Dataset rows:
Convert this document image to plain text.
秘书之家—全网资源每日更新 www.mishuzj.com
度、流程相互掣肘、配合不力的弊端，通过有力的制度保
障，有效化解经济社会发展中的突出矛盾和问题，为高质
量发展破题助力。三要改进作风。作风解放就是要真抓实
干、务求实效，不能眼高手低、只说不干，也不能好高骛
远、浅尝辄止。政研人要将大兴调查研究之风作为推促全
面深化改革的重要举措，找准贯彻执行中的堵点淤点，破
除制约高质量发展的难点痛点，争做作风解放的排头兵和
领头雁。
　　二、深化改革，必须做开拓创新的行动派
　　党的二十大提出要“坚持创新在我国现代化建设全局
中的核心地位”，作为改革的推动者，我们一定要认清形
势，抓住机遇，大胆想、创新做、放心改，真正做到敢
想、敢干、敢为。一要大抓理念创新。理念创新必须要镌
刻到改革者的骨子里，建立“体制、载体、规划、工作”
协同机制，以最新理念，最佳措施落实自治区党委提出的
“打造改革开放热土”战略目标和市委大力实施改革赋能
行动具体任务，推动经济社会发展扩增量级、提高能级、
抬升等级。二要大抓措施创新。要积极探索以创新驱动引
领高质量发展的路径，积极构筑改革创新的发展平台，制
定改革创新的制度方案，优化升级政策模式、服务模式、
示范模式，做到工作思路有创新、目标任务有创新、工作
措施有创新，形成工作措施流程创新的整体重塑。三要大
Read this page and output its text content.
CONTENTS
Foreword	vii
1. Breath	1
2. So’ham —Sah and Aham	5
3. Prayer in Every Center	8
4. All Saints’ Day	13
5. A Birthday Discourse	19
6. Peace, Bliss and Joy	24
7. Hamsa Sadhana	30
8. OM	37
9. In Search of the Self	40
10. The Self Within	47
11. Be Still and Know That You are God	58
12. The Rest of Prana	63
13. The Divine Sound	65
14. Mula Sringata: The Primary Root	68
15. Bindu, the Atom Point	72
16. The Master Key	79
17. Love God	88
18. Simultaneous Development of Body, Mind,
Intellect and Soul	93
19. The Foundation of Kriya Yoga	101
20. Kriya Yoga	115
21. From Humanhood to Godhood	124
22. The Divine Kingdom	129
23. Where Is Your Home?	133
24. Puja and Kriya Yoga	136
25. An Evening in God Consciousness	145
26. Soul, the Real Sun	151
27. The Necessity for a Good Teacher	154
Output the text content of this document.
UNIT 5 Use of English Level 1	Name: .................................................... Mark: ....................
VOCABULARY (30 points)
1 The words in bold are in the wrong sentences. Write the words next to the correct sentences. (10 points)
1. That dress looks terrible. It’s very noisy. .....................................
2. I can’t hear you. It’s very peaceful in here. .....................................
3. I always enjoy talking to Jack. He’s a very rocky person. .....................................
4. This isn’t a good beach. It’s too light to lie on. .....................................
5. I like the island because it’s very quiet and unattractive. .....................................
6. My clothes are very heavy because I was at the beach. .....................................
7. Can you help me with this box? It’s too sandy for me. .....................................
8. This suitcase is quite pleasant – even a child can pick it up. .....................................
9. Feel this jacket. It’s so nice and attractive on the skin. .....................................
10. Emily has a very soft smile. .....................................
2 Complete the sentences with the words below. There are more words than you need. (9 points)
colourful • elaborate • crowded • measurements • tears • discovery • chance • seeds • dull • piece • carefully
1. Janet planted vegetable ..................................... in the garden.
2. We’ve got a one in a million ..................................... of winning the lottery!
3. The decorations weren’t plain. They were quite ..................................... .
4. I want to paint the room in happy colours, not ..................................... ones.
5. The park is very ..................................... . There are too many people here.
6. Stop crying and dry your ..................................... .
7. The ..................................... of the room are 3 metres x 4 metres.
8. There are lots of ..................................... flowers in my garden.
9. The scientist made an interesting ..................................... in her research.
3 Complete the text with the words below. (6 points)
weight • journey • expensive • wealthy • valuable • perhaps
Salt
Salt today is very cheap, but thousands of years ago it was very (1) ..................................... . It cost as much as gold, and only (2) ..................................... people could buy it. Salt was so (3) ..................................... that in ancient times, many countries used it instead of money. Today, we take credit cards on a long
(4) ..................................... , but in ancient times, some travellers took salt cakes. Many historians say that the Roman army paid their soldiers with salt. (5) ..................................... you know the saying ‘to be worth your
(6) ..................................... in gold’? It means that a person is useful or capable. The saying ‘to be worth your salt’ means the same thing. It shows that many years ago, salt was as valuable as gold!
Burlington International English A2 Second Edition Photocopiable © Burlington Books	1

**Exercise aim:** Reproduce each line of the entries in which the word "words" is found.

**Result of the exercise:**
1 The words in bold are in the wrong sentences. Write the words next to the correct sentences. (10 points)
2 Complete the sentences with the words below. There are more words than you need. (9 points)
3 Complete the text with the words below. (6 points)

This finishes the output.